§ **Provided passage**:
We represent a diverse array of clients of all sizes and industries including Fortune 500 companies, investment funds, large corporate stockholders, individual officers and directors, lenders, and startups.
Quinn Emanuel provides litigation counsel to its clients to facilitate their business objectives in corporate deals, whether by enjoining transactions, ensuring they are consummated, or vindicating our clients’ rights when transactions fall apart or issues arise after a deal closes. In addition to our varied courtroom and arbitration experience, we just as often advise clients on strategies to avoid litigation or otherwise negotiate successful results short of a lawsuit. Although we are a litigation only firm, clients routinely consult us before or at the outset of a deal, either in anticipation of litigation or simply because they value our perspective, expertise, and experience. We are often asked to value IP assets and assess pending lawsuits. We regularly work side-by-side with clients’ transactional teams to develop their deal strategies.
Our extensive experience litigating significant transaction-related disputes includes:
Because we are one of the few top-tier firms that can be adverse to major financial institutions and money center banks, and we do not have a corporate transactional practice or “business conflicts”, we can take on a variety of clients and have litigated every side of the transaction table. We can assemble a team and make it to court the same afternoon. Our unparalleled reputation as a trial law firm also ensures that our client’s adversaries know that we will go the distance to trial, if necessary, and win.

§ **Data extract**:
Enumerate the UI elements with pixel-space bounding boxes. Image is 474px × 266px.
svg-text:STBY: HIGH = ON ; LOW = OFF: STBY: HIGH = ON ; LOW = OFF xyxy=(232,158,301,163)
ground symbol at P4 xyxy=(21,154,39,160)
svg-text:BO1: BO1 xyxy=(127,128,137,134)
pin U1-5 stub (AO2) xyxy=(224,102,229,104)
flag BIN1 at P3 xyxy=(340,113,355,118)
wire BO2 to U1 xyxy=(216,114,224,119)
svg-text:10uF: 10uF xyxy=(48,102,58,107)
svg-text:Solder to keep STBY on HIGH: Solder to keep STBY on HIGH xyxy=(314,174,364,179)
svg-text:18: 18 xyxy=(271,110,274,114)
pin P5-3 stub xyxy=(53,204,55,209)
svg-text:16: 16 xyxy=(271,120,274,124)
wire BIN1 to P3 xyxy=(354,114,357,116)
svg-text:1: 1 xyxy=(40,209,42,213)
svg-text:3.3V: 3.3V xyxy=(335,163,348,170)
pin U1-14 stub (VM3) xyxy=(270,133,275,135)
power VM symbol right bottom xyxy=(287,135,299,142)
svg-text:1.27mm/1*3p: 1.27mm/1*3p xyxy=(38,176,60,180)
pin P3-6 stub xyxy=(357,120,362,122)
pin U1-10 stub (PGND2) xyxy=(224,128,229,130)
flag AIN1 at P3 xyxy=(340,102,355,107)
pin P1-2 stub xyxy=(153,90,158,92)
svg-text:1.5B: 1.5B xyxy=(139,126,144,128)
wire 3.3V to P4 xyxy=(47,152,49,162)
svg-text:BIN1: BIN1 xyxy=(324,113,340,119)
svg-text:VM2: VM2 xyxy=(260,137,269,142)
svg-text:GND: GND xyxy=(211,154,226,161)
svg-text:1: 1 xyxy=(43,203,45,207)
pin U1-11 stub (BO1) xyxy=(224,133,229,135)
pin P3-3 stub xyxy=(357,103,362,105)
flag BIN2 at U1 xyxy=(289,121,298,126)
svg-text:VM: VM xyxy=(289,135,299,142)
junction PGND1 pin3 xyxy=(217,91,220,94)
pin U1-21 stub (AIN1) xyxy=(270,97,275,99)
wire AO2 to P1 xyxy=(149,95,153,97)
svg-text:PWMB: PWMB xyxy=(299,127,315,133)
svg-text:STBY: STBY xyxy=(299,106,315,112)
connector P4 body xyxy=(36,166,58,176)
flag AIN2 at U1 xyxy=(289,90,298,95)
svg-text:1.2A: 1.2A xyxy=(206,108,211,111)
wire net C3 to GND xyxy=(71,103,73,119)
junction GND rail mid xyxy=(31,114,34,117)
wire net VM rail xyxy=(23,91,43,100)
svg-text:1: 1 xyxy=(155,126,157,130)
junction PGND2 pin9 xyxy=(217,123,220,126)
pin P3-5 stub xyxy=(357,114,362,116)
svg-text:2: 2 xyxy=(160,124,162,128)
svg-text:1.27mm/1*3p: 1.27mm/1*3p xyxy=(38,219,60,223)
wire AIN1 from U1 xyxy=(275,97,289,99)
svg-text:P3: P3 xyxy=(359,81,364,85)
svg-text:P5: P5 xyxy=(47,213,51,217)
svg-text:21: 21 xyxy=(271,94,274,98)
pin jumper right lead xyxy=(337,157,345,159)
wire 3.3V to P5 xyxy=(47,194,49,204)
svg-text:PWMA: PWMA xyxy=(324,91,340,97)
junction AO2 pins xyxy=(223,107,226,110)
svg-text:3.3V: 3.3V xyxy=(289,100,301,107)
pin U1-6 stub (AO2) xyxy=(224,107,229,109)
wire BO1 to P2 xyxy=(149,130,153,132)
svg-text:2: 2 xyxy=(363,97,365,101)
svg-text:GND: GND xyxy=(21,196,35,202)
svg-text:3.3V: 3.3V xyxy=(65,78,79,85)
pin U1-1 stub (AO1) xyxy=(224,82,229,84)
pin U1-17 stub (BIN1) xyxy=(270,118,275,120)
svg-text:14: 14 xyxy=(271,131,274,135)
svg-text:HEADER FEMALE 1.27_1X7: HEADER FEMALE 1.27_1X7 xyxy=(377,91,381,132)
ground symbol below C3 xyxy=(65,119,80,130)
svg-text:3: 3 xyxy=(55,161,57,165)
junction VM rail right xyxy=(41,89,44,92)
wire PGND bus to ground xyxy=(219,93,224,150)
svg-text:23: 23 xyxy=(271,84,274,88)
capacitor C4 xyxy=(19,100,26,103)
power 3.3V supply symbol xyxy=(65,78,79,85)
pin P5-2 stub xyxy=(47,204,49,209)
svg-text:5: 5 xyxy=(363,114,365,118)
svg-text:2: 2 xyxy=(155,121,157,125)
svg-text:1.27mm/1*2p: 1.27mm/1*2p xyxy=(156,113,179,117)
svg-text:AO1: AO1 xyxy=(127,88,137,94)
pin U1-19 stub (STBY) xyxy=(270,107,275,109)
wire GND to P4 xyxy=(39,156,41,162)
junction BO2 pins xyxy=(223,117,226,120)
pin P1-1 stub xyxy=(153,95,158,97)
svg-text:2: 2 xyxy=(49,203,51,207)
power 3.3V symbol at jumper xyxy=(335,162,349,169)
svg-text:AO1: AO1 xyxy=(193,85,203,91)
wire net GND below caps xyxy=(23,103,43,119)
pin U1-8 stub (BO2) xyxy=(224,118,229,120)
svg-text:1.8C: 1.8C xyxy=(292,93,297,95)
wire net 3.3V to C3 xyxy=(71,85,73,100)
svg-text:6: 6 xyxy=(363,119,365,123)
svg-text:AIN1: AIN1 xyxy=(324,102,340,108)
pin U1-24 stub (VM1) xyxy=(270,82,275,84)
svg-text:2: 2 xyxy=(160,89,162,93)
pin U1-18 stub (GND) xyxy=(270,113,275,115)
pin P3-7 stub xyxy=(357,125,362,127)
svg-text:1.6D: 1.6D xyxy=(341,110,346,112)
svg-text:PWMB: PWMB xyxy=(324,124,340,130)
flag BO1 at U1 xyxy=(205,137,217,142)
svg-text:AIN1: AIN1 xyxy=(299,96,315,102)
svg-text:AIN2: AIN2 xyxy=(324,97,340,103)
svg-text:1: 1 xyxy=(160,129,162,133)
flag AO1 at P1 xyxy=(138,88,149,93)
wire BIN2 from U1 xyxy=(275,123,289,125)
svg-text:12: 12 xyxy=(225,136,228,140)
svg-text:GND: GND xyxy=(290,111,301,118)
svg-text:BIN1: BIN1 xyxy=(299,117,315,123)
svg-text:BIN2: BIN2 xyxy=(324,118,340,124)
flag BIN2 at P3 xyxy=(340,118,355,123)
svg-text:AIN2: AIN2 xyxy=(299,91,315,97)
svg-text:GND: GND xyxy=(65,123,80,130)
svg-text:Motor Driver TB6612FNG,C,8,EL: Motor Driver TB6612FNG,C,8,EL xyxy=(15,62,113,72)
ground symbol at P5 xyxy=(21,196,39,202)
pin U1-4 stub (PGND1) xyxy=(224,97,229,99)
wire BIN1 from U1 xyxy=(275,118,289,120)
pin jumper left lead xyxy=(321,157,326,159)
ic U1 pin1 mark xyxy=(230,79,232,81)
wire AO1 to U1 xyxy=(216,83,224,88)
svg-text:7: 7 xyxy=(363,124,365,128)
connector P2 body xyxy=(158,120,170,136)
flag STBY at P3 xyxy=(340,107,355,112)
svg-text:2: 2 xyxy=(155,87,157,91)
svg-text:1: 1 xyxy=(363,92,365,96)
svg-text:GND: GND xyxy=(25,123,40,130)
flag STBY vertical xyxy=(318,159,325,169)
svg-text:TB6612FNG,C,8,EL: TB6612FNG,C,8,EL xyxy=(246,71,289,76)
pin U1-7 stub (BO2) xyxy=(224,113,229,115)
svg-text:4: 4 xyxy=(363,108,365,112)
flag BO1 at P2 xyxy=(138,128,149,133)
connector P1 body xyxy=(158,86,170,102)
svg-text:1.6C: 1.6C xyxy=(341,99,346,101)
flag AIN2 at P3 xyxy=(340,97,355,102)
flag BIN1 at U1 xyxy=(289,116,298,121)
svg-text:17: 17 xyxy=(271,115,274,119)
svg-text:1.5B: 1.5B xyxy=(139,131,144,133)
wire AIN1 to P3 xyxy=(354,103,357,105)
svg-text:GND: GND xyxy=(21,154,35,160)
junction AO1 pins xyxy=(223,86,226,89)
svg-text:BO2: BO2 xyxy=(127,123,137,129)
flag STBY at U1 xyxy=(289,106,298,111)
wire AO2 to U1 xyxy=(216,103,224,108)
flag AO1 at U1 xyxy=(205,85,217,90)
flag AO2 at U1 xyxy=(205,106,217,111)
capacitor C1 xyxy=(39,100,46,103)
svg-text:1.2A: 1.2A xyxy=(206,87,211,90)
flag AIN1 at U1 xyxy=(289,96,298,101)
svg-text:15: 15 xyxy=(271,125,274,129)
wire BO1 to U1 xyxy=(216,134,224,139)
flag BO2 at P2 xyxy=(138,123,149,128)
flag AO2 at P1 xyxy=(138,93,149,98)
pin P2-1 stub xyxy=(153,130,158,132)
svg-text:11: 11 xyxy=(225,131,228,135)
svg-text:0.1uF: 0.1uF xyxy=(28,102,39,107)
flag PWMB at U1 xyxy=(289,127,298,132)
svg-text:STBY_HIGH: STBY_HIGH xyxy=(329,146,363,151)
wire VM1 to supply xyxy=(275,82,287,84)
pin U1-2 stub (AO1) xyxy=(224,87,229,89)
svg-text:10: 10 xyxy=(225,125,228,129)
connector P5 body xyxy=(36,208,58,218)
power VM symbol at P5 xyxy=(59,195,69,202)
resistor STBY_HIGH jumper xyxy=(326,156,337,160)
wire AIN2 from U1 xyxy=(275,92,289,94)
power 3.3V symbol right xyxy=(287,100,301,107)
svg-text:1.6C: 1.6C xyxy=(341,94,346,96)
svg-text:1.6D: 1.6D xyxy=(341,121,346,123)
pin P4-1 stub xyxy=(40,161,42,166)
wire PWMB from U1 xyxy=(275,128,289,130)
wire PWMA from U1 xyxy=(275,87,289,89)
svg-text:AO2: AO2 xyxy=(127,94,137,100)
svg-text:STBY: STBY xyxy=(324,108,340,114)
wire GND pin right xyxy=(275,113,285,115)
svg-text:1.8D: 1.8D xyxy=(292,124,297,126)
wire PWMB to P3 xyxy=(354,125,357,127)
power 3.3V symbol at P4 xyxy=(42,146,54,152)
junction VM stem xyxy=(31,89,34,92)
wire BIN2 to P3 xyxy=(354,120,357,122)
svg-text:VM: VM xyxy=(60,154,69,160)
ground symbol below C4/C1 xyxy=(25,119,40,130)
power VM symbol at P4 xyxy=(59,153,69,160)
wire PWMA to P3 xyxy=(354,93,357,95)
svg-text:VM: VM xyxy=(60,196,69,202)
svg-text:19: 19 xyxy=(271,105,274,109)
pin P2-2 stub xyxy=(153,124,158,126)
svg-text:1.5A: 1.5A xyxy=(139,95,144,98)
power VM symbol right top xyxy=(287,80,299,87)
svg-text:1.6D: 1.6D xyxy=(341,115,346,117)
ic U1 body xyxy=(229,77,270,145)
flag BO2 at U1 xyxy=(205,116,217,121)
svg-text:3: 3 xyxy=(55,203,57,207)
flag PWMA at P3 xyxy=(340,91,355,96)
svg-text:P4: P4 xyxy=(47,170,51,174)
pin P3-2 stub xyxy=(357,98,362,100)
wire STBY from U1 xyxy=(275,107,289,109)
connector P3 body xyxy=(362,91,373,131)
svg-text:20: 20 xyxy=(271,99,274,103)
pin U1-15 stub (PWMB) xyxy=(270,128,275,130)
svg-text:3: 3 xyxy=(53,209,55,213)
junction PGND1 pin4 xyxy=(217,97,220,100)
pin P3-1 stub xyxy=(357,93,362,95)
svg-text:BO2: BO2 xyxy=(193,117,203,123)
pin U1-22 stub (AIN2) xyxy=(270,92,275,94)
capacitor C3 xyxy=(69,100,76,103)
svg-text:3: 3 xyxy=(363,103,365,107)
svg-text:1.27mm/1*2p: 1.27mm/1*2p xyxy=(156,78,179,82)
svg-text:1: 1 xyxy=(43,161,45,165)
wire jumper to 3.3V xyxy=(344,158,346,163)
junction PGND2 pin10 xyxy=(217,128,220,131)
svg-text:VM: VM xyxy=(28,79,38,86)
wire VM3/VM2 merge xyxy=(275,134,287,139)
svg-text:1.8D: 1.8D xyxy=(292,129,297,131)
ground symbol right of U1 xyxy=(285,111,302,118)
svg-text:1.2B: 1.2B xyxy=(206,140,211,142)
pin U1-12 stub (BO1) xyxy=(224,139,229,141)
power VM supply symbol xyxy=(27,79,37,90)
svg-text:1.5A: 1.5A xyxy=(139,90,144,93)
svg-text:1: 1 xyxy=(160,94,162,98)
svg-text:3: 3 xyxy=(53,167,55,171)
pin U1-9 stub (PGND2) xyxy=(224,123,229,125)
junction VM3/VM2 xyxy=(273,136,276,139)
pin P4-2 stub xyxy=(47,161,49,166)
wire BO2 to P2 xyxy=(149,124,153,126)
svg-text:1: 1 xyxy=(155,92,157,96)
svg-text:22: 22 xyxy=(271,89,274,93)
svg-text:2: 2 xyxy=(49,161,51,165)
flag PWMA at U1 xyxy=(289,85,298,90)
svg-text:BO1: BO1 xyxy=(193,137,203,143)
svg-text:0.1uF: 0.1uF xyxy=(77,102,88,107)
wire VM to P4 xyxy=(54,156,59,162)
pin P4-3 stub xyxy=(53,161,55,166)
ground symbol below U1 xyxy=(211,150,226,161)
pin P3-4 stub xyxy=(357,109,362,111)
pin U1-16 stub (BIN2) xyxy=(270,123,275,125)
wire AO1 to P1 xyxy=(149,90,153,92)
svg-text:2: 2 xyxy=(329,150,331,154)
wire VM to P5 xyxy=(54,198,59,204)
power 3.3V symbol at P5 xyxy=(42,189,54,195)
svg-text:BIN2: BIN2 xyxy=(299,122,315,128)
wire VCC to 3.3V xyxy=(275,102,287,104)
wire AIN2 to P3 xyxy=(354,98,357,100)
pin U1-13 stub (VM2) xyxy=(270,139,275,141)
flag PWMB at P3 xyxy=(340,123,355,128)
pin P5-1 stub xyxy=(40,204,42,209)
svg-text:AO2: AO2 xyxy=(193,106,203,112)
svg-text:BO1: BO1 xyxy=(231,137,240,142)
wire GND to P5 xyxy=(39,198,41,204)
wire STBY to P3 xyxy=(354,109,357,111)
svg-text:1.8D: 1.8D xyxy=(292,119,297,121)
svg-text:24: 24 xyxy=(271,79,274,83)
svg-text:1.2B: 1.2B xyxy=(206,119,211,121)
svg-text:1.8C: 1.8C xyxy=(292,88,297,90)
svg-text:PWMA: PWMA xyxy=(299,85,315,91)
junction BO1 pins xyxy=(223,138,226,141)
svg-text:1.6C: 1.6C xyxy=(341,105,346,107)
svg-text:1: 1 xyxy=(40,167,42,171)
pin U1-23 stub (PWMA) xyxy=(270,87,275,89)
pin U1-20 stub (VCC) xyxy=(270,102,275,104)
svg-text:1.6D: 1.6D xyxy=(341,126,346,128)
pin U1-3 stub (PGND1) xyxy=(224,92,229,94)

§ **Instructions**:
A) From the Quinn Emanuel passage, extract the part that opens with the words containing "Our extensive experience" and closes with "necessary, and win.".
B) Answer these questions from the Quinn Emanuel passage:
(i) What two things is the firm often asked to do?
(ii) What kind of practice does the firm say it does not have?
(iii) How soon does the firm say it can assemble a team and make it to court?
C) Continue the Quinn Emanuel passage from its last sentence.

§ **Responses per task**:
A)
Our extensive experience litigating significant transaction-related disputes includes:
Because we are one of the few top-tier firms that can be adverse to major financial institutions and money center banks, and we do not have a corporate transactional practice or “business conflicts”, we can take on a variety of clients and have litigated every side of the transaction table. We can assemble a team and make it to court the same afternoon. Our unparalleled reputation as a trial law firm also ensures that our client’s adversaries know that we will go the distance to trial, if necessary, and win.

B)
(i) Value IP assets and assess pending lawsuits.
(ii) A corporate transactional practice.
(iii) The same afternoon.

C)
We represent private equity fund Snow Phipps Group in its dispute with Kohlberg & Co. over the sale of DecoPac, a leading specialty bakery supplier with proprietary technology for customizing cakes. Despite signing a stock purchase agreement on March 5 with just 60 days to closing, Kohlberg & Co. claimed in April that its debt financing became unavailable for closing due to a dispute with its lenders about accounting for the effects of the pandemic. Kohlberg & Co. also purported to terminate the deal claiming that that the pandemic caused Snow Phipps to breach covenants to operate in the ordinary course and with no material adverse effects. The case is currently pending in the Delaware Chancery Court before Vice Chancellor McCormick.
We represent several firms in connection with merger-related disputes arising out of the Covid-19 crisis and related events. Many of of these representations are pre-litigation or otherwise confidential.
We represented MHR Fund Management, its founder, Dr. Mark H. Rachesky, and its affiliated funds relating to Carl Icahn’s 2010 hostile bid for control of Lions Gate Entertainment Corp. Icahn brought suit in both Canada and New York, seeking to undo a series of transactions in which MHR, a large shareholder, acquired additional shares in the company. Following a four day trial, the Supreme Court of British Columbia rejected Icahn’s bid to rescind the transactions or sterilize MHR’s votes. Two months later, the New York Supreme Court denied Icahn’s request for a preliminary injunction.